## BEGIN

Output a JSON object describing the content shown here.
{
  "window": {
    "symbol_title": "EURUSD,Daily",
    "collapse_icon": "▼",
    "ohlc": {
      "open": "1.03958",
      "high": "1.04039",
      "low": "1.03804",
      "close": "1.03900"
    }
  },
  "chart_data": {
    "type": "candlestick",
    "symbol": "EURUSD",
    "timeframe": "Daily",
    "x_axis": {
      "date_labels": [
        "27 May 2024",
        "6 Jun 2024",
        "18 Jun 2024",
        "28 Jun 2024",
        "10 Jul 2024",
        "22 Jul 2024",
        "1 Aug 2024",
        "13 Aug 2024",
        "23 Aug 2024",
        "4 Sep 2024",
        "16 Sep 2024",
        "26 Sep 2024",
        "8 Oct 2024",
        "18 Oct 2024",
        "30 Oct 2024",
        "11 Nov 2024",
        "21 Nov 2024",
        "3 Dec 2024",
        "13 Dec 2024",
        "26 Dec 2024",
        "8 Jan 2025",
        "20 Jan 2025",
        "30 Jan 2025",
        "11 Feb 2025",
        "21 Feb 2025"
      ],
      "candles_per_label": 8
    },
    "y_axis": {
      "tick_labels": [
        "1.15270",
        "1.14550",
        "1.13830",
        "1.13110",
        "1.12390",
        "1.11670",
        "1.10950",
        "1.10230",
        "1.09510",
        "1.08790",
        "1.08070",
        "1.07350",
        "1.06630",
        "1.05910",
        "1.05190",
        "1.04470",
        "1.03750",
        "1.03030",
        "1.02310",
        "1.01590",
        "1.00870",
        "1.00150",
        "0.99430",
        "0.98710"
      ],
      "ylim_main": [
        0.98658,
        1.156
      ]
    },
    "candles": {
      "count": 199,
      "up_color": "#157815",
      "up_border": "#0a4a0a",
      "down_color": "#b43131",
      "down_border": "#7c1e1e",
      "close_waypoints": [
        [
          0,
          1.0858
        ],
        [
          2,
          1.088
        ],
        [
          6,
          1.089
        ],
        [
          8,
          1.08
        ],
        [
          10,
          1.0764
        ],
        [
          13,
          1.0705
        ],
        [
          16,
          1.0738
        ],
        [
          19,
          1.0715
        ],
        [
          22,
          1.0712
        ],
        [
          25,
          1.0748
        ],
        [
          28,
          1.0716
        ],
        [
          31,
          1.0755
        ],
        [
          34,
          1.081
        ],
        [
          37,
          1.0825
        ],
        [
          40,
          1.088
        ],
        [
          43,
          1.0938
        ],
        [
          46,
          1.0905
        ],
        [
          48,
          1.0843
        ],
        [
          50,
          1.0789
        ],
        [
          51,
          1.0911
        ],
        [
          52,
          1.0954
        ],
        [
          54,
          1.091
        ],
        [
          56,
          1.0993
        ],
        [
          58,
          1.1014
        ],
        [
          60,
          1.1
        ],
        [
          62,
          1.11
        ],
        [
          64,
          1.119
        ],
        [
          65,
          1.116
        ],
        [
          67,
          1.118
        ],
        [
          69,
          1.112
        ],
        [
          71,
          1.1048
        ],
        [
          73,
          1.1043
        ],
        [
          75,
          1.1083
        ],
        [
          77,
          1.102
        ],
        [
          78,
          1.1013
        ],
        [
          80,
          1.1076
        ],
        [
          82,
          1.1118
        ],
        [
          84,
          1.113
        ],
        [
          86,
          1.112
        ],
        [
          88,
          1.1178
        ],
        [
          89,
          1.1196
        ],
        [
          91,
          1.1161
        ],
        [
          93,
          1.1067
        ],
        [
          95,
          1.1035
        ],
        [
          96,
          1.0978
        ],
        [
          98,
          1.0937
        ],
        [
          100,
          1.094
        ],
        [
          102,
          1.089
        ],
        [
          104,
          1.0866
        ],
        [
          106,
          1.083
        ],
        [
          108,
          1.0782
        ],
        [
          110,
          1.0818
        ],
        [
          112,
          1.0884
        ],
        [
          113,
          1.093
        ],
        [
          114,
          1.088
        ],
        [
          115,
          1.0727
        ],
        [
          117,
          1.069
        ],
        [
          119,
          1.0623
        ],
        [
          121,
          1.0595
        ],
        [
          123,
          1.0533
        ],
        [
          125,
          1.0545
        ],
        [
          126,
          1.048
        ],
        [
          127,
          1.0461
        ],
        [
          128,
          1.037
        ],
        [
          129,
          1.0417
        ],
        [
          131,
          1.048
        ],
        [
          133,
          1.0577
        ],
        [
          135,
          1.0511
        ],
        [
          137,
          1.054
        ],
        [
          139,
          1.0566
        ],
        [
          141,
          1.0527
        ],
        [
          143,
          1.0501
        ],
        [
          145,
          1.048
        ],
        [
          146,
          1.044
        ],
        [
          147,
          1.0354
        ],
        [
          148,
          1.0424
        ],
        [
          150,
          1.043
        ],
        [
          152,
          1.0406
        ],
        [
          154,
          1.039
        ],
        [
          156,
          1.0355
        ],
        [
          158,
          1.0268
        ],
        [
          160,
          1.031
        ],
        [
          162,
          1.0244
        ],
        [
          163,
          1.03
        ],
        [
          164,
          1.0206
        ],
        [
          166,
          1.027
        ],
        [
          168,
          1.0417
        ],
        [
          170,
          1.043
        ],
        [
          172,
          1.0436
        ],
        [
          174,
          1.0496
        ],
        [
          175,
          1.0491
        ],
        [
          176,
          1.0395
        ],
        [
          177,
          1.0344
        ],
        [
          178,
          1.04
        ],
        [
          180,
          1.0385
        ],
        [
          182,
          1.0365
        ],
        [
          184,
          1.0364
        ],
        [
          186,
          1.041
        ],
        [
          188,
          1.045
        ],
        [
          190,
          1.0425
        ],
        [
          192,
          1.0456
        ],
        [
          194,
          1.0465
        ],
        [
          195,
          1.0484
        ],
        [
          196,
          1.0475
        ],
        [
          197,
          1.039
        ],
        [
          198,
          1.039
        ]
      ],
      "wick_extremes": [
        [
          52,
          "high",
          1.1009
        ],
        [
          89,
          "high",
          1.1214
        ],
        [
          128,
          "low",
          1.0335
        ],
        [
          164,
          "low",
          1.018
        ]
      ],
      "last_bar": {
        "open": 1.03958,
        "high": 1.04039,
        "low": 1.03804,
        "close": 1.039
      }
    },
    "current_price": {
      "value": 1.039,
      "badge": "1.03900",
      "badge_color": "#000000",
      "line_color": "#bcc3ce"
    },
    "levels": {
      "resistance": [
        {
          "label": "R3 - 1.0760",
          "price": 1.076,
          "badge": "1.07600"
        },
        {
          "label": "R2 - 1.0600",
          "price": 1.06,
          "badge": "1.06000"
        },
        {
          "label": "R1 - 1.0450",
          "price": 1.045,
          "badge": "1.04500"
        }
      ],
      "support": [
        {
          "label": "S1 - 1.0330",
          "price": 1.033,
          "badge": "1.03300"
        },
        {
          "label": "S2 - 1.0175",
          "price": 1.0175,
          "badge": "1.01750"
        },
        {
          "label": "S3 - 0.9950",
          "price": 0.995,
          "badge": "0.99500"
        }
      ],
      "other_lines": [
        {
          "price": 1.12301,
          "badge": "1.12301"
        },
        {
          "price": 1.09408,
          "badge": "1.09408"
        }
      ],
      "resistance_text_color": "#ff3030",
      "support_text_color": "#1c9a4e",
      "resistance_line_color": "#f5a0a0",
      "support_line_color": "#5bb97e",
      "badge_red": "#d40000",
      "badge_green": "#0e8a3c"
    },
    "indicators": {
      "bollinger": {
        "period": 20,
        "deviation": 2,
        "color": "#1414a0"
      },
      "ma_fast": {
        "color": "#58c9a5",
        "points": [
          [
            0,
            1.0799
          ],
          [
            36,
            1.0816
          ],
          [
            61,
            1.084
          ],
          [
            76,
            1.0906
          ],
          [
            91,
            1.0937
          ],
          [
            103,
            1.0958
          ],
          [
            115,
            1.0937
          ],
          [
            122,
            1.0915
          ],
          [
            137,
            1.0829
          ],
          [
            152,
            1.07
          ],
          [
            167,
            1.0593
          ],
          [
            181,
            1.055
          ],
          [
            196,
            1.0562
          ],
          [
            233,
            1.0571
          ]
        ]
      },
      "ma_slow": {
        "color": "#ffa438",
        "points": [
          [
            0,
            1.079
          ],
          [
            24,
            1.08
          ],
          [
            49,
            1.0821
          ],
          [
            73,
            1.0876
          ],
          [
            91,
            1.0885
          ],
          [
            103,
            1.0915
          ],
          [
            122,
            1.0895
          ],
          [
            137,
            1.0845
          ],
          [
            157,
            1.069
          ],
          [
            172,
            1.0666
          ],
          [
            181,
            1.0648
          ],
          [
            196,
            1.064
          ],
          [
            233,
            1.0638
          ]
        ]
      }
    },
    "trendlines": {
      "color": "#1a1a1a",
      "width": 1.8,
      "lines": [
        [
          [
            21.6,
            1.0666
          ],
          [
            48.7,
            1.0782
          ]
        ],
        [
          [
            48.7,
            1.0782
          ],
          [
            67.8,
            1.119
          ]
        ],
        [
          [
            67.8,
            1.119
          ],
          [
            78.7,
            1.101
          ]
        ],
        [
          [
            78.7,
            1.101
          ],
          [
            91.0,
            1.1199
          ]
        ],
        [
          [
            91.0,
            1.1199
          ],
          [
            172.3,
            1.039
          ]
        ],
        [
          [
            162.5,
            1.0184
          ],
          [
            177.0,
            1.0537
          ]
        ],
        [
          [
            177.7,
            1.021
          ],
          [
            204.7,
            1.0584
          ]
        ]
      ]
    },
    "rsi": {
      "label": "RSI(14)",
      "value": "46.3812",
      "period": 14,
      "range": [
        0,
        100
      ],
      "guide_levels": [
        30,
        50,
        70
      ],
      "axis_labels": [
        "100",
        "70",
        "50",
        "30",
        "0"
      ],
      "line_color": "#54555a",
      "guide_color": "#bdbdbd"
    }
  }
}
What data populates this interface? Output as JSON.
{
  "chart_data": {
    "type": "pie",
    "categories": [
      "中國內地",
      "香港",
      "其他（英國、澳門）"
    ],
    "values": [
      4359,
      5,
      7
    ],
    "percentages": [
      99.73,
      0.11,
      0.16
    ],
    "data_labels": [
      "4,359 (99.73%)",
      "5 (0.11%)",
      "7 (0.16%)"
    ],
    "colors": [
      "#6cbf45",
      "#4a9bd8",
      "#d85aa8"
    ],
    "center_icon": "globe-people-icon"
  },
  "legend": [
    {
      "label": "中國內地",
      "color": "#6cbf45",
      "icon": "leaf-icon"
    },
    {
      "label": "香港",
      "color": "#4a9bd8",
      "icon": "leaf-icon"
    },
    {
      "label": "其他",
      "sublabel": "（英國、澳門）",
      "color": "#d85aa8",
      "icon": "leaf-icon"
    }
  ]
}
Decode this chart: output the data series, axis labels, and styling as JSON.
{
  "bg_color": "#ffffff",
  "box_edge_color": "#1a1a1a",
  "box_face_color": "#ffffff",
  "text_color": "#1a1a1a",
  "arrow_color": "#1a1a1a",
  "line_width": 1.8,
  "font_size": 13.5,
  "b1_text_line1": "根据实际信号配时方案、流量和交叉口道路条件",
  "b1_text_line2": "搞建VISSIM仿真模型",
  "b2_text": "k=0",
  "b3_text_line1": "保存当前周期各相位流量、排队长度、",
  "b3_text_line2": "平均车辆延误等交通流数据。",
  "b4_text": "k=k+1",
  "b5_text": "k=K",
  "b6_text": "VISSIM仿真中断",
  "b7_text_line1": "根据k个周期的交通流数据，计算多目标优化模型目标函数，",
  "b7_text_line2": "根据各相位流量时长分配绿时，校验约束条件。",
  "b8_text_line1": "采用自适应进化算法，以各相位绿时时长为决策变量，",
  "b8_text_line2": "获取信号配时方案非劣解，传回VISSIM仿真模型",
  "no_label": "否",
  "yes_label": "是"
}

## END

## Stated goal
Exactly repeat the lines from the line that contains "What data populates" to the end of the entries, both included, and leave out all other lines.

## Exercise response
What data populates this interface? Output as JSON.
{
  "chart_data": {
    "type": "pie",
    "categories": [
      "中國內地",
      "香港",
      "其他（英國、澳門）"
    ],
    "values": [
      4359,
      5,
      7
    ],
    "percentages": [
      99.73,
      0.11,
      0.16
    ],
    "data_labels": [
      "4,359 (99.73%)",
      "5 (0.11%)",
      "7 (0.16%)"
    ],
    "colors": [
      "#6cbf45",
      "#4a9bd8",
      "#d85aa8"
    ],
    "center_icon": "globe-people-icon"
  },
  "legend": [
    {
      "label": "中國內地",
      "color": "#6cbf45",
      "icon": "leaf-icon"
    },
    {
      "label": "香港",
      "color": "#4a9bd8",
      "icon": "leaf-icon"
    },
    {
      "label": "其他",
      "sublabel": "（英國、澳門）",
      "color": "#d85aa8",
      "icon": "leaf-icon"
    }
  ]
}
Decode this chart: output the data series, axis labels, and styling as JSON.
{
  "bg_color": "#ffffff",
  "box_edge_color": "#1a1a1a",
  "box_face_color": "#ffffff",
  "text_color": "#1a1a1a",
  "arrow_color": "#1a1a1a",
  "line_width": 1.8,
  "font_size": 13.5,
  "b1_text_line1": "根据实际信号配时方案、流量和交叉口道路条件",
  "b1_text_line2": "搞建VISSIM仿真模型",
  "b2_text": "k=0",
  "b3_text_line1": "保存当前周期各相位流量、排队长度、",
  "b3_text_line2": "平均车辆延误等交通流数据。",
  "b4_text": "k=k+1",
  "b5_text": "k=K",
  "b6_text": "VISSIM仿真中断",
  "b7_text_line1": "根据k个周期的交通流数据，计算多目标优化模型目标函数，",
  "b7_text_line2": "根据各相位流量时长分配绿时，校验约束条件。",
  "b8_text_line1": "采用自适应进化算法，以各相位绿时时长为决策变量，",
  "b8_text_line2": "获取信号配时方案非劣解，传回VISSIM仿真模型",
  "no_label": "否",
  "yes_label": "是"
}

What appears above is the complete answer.